(Annotated element listings)
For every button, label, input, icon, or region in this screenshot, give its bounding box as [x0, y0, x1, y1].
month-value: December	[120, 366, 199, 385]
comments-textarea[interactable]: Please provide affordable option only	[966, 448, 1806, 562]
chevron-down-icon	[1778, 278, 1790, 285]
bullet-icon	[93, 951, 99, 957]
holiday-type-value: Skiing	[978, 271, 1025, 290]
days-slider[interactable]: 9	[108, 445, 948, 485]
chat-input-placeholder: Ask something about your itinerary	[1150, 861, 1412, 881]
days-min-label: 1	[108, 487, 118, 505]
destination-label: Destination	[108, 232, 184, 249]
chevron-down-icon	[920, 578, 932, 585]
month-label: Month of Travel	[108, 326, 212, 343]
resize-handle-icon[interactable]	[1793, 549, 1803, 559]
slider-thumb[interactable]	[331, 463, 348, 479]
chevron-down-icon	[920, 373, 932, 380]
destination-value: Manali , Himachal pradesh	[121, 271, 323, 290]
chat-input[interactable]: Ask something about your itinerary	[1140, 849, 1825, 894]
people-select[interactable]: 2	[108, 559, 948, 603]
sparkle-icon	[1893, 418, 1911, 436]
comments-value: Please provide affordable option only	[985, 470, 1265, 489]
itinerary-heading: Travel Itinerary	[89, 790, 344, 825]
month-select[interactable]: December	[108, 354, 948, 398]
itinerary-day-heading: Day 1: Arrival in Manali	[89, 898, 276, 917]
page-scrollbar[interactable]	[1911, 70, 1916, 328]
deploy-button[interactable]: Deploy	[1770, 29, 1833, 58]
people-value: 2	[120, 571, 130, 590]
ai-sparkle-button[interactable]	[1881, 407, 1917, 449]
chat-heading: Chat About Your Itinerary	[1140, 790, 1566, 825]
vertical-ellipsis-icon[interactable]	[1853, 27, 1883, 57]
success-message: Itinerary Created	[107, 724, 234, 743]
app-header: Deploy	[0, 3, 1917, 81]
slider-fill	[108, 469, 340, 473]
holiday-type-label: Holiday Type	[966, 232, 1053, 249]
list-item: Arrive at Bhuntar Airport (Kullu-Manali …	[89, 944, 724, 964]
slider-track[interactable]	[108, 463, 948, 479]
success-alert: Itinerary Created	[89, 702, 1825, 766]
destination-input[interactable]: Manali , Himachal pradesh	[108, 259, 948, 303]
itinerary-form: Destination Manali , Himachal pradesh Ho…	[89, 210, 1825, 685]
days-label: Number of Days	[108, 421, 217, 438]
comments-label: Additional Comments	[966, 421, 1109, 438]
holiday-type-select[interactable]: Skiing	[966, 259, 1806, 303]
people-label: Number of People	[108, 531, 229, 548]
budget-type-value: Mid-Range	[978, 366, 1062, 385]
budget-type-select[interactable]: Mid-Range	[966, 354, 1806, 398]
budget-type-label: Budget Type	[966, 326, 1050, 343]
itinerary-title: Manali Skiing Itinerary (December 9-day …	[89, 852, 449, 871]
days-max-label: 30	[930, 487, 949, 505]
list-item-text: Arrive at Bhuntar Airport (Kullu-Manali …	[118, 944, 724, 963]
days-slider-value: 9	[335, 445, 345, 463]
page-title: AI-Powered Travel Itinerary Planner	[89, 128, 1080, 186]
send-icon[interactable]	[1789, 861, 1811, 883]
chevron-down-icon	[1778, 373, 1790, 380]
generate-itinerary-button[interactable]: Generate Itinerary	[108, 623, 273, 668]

▸ Work required:
Rewrite every line of the entries above as a JSON list of strings, one string per line, leaving out any blank lines.

▸ Solution for this problem:
[
  "For every button, label, input, icon, or region in this screenshot, give its bounding box as [x0, y0, x1, y1].",
  "month-value: December\t[120, 366, 199, 385]",
  "comments-textarea[interactable]: Please provide affordable option only\t[966, 448, 1806, 562]",
  "chevron-down-icon\t[1778, 278, 1790, 285]",
  "bullet-icon\t[93, 951, 99, 957]",
  "holiday-type-value: Skiing\t[978, 271, 1025, 290]",
  "days-slider[interactable]: 9\t[108, 445, 948, 485]",
  "chat-input-placeholder: Ask something about your itinerary\t[1150, 861, 1412, 881]",
  "days-min-label: 1\t[108, 487, 118, 505]",
  "destination-label: Destination\t[108, 232, 184, 249]",
  "chevron-down-icon\t[920, 578, 932, 585]",
  "month-label: Month of Travel\t[108, 326, 212, 343]",
  "resize-handle-icon[interactable]\t[1793, 549, 1803, 559]",
  "slider-thumb[interactable]\t[331, 463, 348, 479]",
  "chevron-down-icon\t[920, 373, 932, 380]",
  "destination-value: Manali , Himachal pradesh\t[121, 271, 323, 290]",
  "chat-input[interactable]: Ask something about your itinerary\t[1140, 849, 1825, 894]",
  "people-select[interactable]: 2\t[108, 559, 948, 603]",
  "sparkle-icon\t[1893, 418, 1911, 436]",
  "comments-value: Please provide affordable option only\t[985, 470, 1265, 489]",
  "itinerary-heading: Travel Itinerary\t[89, 790, 344, 825]",
  "month-select[interactable]: December\t[108, 354, 948, 398]",
  "itinerary-day-heading: Day 1: Arrival in Manali\t[89, 898, 276, 917]",
  "page-scrollbar[interactable]\t[1911, 70, 1916, 328]",
  "deploy-button[interactable]: Deploy\t[1770, 29, 1833, 58]",
  "people-value: 2\t[120, 571, 130, 590]",
  "ai-sparkle-button[interactable]\t[1881, 407, 1917, 449]",
  "chat-heading: Chat About Your Itinerary\t[1140, 790, 1566, 825]",
  "vertical-ellipsis-icon[interactable]\t[1853, 27, 1883, 57]",
  "success-message: Itinerary Created\t[107, 724, 234, 743]",
  "app-header: Deploy\t[0, 3, 1917, 81]",
  "slider-fill\t[108, 469, 340, 473]",
  "holiday-type-label: Holiday Type\t[966, 232, 1053, 249]",
  "list-item: Arrive at Bhuntar Airport (Kullu-Manali …\t[89, 944, 724, 964]",
  "slider-track[interactable]\t[108, 463, 948, 479]",
  "success-alert: Itinerary Created\t[89, 702, 1825, 766]",
  "destination-input[interactable]: Manali , Himachal pradesh\t[108, 259, 948, 303]",
  "itinerary-form: Destination Manali , Himachal pradesh Ho…\t[89, 210, 1825, 685]",
  "days-label: Number of Days\t[108, 421, 217, 438]",
  "comments-label: Additional Comments\t[966, 421, 1109, 438]",
  "holiday-type-select[interactable]: Skiing\t[966, 259, 1806, 303]",
  "people-label: Number of People\t[108, 531, 229, 548]",
  "budget-type-value: Mid-Range\t[978, 366, 1062, 385]",
  "budget-type-select[interactable]: Mid-Range\t[966, 354, 1806, 398]",
  "budget-type-label: Budget Type\t[966, 326, 1050, 343]",
  "itinerary-title: Manali Skiing Itinerary (December 9-day …\t[89, 852, 449, 871]",
  "days-max-label: 30\t[930, 487, 949, 505]",
  "list-item-text: Arrive at Bhuntar Airport (Kullu-Manali …\t[118, 944, 724, 963]",
  "days-slider-value: 9\t[335, 445, 345, 463]",
  "page-title: AI-Powered Travel Itinerary Planner\t[89, 128, 1080, 186]",
  "send-icon[interactable]\t[1789, 861, 1811, 883]",
  "chevron-down-icon\t[1778, 373, 1790, 380]",
  "generate-itinerary-button[interactable]: Generate Itinerary\t[108, 623, 273, 668]"
]